Listed entries:
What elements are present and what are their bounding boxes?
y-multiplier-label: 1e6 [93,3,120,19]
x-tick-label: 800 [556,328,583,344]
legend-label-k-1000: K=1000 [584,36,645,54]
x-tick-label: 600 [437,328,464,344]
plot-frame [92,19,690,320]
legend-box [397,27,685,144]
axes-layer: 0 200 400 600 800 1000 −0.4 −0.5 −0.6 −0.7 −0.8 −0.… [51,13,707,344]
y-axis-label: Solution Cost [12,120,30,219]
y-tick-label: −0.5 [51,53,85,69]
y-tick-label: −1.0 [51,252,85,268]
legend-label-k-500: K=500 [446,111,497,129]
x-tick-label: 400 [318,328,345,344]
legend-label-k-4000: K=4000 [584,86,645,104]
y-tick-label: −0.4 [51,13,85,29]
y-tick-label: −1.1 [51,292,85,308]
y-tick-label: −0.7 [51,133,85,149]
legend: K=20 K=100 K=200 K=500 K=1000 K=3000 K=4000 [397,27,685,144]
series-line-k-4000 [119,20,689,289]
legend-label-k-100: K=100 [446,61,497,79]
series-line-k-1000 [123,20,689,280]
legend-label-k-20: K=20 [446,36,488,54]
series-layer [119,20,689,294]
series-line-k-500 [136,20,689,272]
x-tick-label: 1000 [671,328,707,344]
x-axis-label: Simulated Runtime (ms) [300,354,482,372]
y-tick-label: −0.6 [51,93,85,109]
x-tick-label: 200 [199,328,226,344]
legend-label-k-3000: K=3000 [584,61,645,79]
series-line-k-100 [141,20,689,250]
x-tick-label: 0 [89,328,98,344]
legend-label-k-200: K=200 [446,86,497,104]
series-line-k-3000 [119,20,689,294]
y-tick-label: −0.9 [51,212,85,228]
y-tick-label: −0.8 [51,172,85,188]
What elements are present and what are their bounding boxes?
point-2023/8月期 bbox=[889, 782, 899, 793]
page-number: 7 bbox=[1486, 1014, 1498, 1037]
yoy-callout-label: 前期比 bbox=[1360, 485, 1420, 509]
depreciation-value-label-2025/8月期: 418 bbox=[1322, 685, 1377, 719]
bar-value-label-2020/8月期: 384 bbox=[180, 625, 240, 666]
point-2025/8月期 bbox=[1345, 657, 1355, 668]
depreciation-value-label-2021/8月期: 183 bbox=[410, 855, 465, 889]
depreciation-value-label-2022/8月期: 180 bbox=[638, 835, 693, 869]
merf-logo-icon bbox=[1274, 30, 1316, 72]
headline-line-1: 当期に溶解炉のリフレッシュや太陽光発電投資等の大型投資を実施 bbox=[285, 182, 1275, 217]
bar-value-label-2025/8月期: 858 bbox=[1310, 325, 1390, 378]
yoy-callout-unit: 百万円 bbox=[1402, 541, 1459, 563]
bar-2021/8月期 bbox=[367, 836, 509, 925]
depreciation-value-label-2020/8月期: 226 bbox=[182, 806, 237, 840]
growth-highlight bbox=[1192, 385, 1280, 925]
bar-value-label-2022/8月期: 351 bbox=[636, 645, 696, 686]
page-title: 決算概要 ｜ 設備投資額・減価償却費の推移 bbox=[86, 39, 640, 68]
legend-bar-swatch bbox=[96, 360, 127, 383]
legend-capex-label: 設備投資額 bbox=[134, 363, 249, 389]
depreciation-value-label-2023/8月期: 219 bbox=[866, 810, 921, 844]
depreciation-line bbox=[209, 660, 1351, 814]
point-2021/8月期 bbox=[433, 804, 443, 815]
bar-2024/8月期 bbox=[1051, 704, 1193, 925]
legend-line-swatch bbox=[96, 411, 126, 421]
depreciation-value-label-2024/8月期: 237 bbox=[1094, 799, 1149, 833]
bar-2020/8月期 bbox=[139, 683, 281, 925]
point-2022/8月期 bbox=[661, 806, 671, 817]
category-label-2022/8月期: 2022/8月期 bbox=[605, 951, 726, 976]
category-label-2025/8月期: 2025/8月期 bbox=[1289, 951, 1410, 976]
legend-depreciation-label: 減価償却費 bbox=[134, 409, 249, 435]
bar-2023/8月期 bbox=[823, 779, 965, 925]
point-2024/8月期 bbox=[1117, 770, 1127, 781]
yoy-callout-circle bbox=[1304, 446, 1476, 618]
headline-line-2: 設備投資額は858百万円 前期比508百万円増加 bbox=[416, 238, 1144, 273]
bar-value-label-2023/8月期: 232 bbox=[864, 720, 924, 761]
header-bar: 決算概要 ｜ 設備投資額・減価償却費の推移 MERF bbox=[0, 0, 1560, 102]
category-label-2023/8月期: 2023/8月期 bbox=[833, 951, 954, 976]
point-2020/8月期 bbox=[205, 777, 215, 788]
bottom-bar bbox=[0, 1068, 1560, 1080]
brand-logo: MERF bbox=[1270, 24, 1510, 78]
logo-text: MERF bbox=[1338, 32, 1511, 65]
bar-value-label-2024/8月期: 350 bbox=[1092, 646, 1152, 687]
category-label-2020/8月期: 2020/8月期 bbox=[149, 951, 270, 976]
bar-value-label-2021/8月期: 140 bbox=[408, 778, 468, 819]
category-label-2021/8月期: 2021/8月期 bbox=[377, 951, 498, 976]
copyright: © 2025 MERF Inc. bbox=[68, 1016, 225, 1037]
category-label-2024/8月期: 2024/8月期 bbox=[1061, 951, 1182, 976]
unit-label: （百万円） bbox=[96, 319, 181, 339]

Task statement:
Give all the items above again, swapping "Solution Cost" for "Total Cost" and leaving everything else unchanged.

Finished exercise:
What elements are present and what are their bounding boxes?
y-multiplier-label: 1e6 [93,3,120,19]
x-tick-label: 800 [556,328,583,344]
legend-label-k-1000: K=1000 [584,36,645,54]
x-tick-label: 600 [437,328,464,344]
plot-frame [92,19,690,320]
legend-box [397,27,685,144]
axes-layer: 0 200 400 600 800 1000 −0.4 −0.5 −0.6 −0.7 −0.8 −0.… [51,13,707,344]
y-axis-label: Total Cost [12,120,30,219]
y-tick-label: −0.5 [51,53,85,69]
y-tick-label: −1.0 [51,252,85,268]
legend-label-k-500: K=500 [446,111,497,129]
x-tick-label: 400 [318,328,345,344]
legend-label-k-4000: K=4000 [584,86,645,104]
y-tick-label: −0.4 [51,13,85,29]
y-tick-label: −1.1 [51,292,85,308]
y-tick-label: −0.7 [51,133,85,149]
legend: K=20 K=100 K=200 K=500 K=1000 K=3000 K=4000 [397,27,685,144]
series-line-k-4000 [119,20,689,289]
legend-label-k-100: K=100 [446,61,497,79]
series-line-k-1000 [123,20,689,280]
legend-label-k-20: K=20 [446,36,488,54]
series-layer [119,20,689,294]
series-line-k-500 [136,20,689,272]
x-tick-label: 1000 [671,328,707,344]
x-axis-label: Simulated Runtime (ms) [300,354,482,372]
y-tick-label: −0.6 [51,93,85,109]
x-tick-label: 200 [199,328,226,344]
legend-label-k-3000: K=3000 [584,61,645,79]
series-line-k-100 [141,20,689,250]
x-tick-label: 0 [89,328,98,344]
legend-label-k-200: K=200 [446,86,497,104]
series-line-k-3000 [119,20,689,294]
y-tick-label: −0.9 [51,212,85,228]
y-tick-label: −0.8 [51,172,85,188]
What elements are present and what are their bounding boxes?
point-2023/8月期 bbox=[889, 782, 899, 793]
page-number: 7 bbox=[1486, 1014, 1498, 1037]
yoy-callout-label: 前期比 bbox=[1360, 485, 1420, 509]
depreciation-value-label-2025/8月期: 418 bbox=[1322, 685, 1377, 719]
bar-value-label-2020/8月期: 384 bbox=[180, 625, 240, 666]
point-2025/8月期 bbox=[1345, 657, 1355, 668]
depreciation-value-label-2021/8月期: 183 bbox=[410, 855, 465, 889]
depreciation-value-label-2022/8月期: 180 bbox=[638, 835, 693, 869]
merf-logo-icon bbox=[1274, 30, 1316, 72]
headline-line-1: 当期に溶解炉のリフレッシュや太陽光発電投資等の大型投資を実施 bbox=[285, 182, 1275, 217]
bar-value-label-2025/8月期: 858 bbox=[1310, 325, 1390, 378]
yoy-callout-unit: 百万円 bbox=[1402, 541, 1459, 563]
bar-2021/8月期 bbox=[367, 836, 509, 925]
depreciation-value-label-2020/8月期: 226 bbox=[182, 806, 237, 840]
growth-highlight bbox=[1192, 385, 1280, 925]
bar-value-label-2022/8月期: 351 bbox=[636, 645, 696, 686]
page-title: 決算概要 ｜ 設備投資額・減価償却費の推移 bbox=[86, 39, 640, 68]
legend-bar-swatch bbox=[96, 360, 127, 383]
legend-capex-label: 設備投資額 bbox=[134, 363, 249, 389]
depreciation-value-label-2023/8月期: 219 bbox=[866, 810, 921, 844]
depreciation-line bbox=[209, 660, 1351, 814]
point-2021/8月期 bbox=[433, 804, 443, 815]
bar-2024/8月期 bbox=[1051, 704, 1193, 925]
legend-line-swatch bbox=[96, 411, 126, 421]
depreciation-value-label-2024/8月期: 237 bbox=[1094, 799, 1149, 833]
bar-2020/8月期 bbox=[139, 683, 281, 925]
point-2022/8月期 bbox=[661, 806, 671, 817]
category-label-2022/8月期: 2022/8月期 bbox=[605, 951, 726, 976]
category-label-2025/8月期: 2025/8月期 bbox=[1289, 951, 1410, 976]
legend-depreciation-label: 減価償却費 bbox=[134, 409, 249, 435]
bar-2023/8月期 bbox=[823, 779, 965, 925]
point-2024/8月期 bbox=[1117, 770, 1127, 781]
yoy-callout-circle bbox=[1304, 446, 1476, 618]
headline-line-2: 設備投資額は858百万円 前期比508百万円増加 bbox=[416, 238, 1144, 273]
bar-value-label-2023/8月期: 232 bbox=[864, 720, 924, 761]
header-bar: 決算概要 ｜ 設備投資額・減価償却費の推移 MERF bbox=[0, 0, 1560, 102]
category-label-2023/8月期: 2023/8月期 bbox=[833, 951, 954, 976]
point-2020/8月期 bbox=[205, 777, 215, 788]
bottom-bar bbox=[0, 1068, 1560, 1080]
brand-logo: MERF bbox=[1270, 24, 1510, 78]
logo-text: MERF bbox=[1338, 32, 1511, 65]
bar-value-label-2024/8月期: 350 bbox=[1092, 646, 1152, 687]
category-label-2020/8月期: 2020/8月期 bbox=[149, 951, 270, 976]
bar-value-label-2021/8月期: 140 bbox=[408, 778, 468, 819]
category-label-2021/8月期: 2021/8月期 bbox=[377, 951, 498, 976]
copyright: © 2025 MERF Inc. bbox=[68, 1016, 225, 1037]
category-label-2024/8月期: 2024/8月期 bbox=[1061, 951, 1182, 976]
unit-label: （百万円） bbox=[96, 319, 181, 339]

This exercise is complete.